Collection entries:
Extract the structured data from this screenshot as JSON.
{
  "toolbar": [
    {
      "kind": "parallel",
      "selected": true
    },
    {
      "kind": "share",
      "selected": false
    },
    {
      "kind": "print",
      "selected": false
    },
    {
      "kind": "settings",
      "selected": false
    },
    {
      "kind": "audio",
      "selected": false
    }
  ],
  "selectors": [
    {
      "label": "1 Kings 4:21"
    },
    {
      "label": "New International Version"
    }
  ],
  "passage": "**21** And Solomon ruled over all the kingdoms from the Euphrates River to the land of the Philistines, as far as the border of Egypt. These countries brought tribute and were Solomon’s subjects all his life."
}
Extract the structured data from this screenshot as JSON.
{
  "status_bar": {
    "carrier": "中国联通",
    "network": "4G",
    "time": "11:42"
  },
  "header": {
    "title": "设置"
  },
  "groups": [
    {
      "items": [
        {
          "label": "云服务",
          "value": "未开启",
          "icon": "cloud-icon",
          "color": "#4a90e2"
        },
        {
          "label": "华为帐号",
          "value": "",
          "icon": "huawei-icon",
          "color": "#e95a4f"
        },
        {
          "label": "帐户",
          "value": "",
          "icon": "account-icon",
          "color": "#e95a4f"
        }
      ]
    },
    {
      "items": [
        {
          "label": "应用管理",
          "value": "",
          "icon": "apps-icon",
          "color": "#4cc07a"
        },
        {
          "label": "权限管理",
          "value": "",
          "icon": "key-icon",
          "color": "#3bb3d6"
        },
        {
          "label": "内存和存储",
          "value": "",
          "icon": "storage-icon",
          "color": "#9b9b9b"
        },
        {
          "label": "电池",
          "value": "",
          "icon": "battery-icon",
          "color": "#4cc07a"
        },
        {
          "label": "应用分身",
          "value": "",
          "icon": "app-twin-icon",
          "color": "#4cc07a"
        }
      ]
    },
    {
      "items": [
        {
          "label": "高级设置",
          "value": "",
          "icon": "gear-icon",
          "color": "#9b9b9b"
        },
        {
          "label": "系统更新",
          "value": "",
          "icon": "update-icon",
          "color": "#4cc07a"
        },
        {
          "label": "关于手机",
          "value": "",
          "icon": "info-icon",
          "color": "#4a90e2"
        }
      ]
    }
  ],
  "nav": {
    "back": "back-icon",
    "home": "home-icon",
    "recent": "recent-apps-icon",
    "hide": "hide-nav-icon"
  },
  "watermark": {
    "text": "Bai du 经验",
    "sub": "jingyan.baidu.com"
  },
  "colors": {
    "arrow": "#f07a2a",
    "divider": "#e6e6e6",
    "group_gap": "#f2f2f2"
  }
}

## AIM OF THE EXERCISE
Please restate the data word for word, every record included.

## FULL RESPONSE
Extract the structured data from this screenshot as JSON.
{
  "toolbar": [
    {
      "kind": "parallel",
      "selected": true
    },
    {
      "kind": "share",
      "selected": false
    },
    {
      "kind": "print",
      "selected": false
    },
    {
      "kind": "settings",
      "selected": false
    },
    {
      "kind": "audio",
      "selected": false
    }
  ],
  "selectors": [
    {
      "label": "1 Kings 4:21"
    },
    {
      "label": "New International Version"
    }
  ],
  "passage": "**21** And Solomon ruled over all the kingdoms from the Euphrates River to the land of the Philistines, as far as the border of Egypt. These countries brought tribute and were Solomon’s subjects all his life."
}
Extract the structured data from this screenshot as JSON.
{
  "status_bar": {
    "carrier": "中国联通",
    "network": "4G",
    "time": "11:42"
  },
  "header": {
    "title": "设置"
  },
  "groups": [
    {
      "items": [
        {
          "label": "云服务",
          "value": "未开启",
          "icon": "cloud-icon",
          "color": "#4a90e2"
        },
        {
          "label": "华为帐号",
          "value": "",
          "icon": "huawei-icon",
          "color": "#e95a4f"
        },
        {
          "label": "帐户",
          "value": "",
          "icon": "account-icon",
          "color": "#e95a4f"
        }
      ]
    },
    {
      "items": [
        {
          "label": "应用管理",
          "value": "",
          "icon": "apps-icon",
          "color": "#4cc07a"
        },
        {
          "label": "权限管理",
          "value": "",
          "icon": "key-icon",
          "color": "#3bb3d6"
        },
        {
          "label": "内存和存储",
          "value": "",
          "icon": "storage-icon",
          "color": "#9b9b9b"
        },
        {
          "label": "电池",
          "value": "",
          "icon": "battery-icon",
          "color": "#4cc07a"
        },
        {
          "label": "应用分身",
          "value": "",
          "icon": "app-twin-icon",
          "color": "#4cc07a"
        }
      ]
    },
    {
      "items": [
        {
          "label": "高级设置",
          "value": "",
          "icon": "gear-icon",
          "color": "#9b9b9b"
        },
        {
          "label": "系统更新",
          "value": "",
          "icon": "update-icon",
          "color": "#4cc07a"
        },
        {
          "label": "关于手机",
          "value": "",
          "icon": "info-icon",
          "color": "#4a90e2"
        }
      ]
    }
  ],
  "nav": {
    "back": "back-icon",
    "home": "home-icon",
    "recent": "recent-apps-icon",
    "hide": "hide-nav-icon"
  },
  "watermark": {
    "text": "Bai du 经验",
    "sub": "jingyan.baidu.com"
  },
  "colors": {
    "arrow": "#f07a2a",
    "divider": "#e6e6e6",
    "group_gap": "#f2f2f2"
  }
}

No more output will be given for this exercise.